What is expected -
In the data below, locate each line with the word "page" and list it.

(Recorded data)
┌────────

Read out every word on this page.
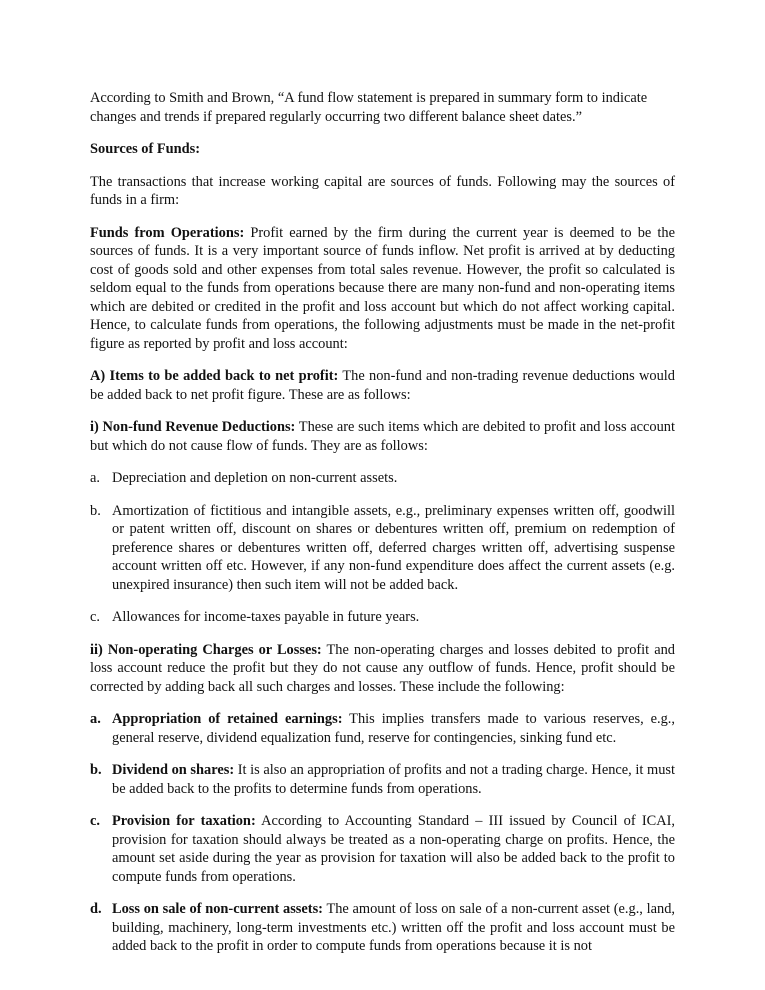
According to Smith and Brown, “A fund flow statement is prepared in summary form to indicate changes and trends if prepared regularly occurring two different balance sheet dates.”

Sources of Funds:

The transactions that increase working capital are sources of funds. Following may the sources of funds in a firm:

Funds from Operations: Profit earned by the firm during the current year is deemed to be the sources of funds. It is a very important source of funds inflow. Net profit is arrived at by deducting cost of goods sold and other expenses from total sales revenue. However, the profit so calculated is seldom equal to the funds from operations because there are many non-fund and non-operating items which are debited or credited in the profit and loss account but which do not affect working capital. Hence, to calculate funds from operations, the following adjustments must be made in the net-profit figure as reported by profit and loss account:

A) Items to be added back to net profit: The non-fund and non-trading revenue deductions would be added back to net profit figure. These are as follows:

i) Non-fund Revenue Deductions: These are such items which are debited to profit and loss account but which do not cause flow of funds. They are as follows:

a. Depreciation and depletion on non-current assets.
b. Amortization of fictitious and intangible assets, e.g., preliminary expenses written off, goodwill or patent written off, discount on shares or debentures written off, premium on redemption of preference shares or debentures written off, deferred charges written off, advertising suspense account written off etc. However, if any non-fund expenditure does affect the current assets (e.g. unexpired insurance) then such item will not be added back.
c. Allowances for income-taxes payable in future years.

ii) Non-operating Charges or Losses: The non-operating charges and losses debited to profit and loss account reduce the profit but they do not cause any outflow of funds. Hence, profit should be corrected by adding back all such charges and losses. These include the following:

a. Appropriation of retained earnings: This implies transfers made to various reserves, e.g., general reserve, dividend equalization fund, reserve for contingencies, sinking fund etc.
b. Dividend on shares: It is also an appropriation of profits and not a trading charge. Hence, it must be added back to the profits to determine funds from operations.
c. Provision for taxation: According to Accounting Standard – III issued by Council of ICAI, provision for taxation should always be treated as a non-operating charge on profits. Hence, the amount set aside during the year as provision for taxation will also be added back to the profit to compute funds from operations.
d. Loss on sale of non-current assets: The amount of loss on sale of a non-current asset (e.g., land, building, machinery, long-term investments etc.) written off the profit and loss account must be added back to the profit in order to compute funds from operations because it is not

└────────
┌────────

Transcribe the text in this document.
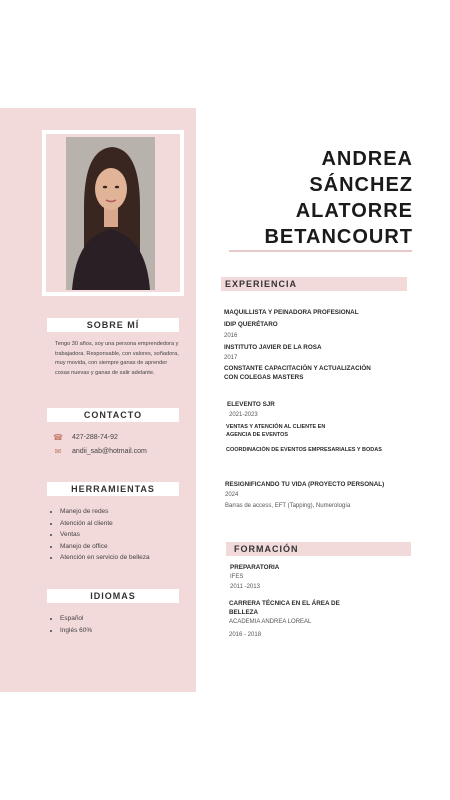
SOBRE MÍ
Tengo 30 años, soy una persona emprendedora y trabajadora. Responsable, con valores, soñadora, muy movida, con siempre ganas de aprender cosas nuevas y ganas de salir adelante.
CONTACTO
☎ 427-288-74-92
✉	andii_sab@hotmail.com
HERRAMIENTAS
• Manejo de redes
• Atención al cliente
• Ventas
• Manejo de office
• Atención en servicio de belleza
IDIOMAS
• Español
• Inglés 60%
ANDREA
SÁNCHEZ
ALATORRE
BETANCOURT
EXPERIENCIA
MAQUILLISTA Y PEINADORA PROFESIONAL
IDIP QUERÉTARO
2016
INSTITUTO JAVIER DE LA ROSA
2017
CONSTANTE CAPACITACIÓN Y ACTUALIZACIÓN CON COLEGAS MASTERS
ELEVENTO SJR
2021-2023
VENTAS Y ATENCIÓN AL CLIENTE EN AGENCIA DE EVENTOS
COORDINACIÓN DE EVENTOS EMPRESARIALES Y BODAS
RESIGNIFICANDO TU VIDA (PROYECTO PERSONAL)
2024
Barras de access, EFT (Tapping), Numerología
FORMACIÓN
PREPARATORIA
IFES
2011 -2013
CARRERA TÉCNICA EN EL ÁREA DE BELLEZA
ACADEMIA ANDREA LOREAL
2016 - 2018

└────────
┌────────

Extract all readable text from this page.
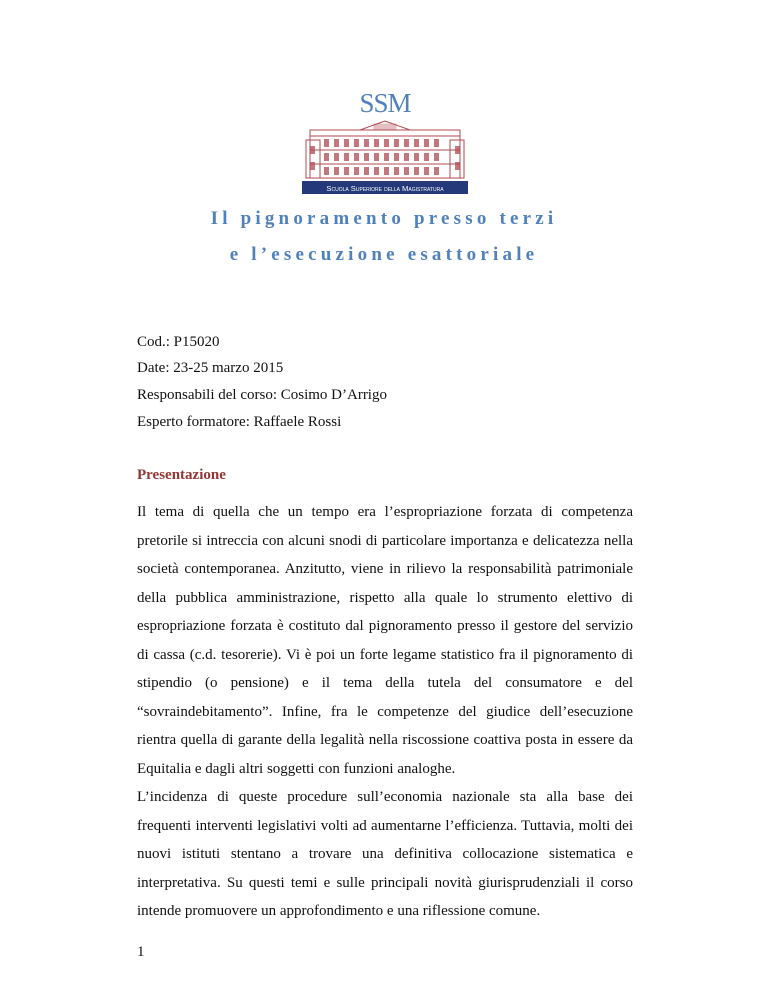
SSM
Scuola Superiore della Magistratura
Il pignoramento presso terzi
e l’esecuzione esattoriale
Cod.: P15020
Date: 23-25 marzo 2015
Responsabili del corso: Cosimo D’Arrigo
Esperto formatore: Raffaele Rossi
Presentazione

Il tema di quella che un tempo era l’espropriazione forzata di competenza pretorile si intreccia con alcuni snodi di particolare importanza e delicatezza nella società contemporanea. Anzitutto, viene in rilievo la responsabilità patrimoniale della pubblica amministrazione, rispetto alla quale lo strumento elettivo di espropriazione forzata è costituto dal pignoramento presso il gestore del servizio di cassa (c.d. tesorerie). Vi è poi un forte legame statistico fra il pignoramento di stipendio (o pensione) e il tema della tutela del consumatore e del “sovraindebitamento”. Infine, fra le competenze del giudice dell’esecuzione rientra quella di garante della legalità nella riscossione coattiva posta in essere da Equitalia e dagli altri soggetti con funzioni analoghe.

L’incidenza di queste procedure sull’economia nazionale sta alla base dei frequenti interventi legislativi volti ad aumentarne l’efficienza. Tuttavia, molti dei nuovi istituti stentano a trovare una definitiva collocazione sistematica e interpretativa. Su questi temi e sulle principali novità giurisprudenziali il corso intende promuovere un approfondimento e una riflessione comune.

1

└────────

Expected output -
Read out every word on this page.
Extract all readable text from this page.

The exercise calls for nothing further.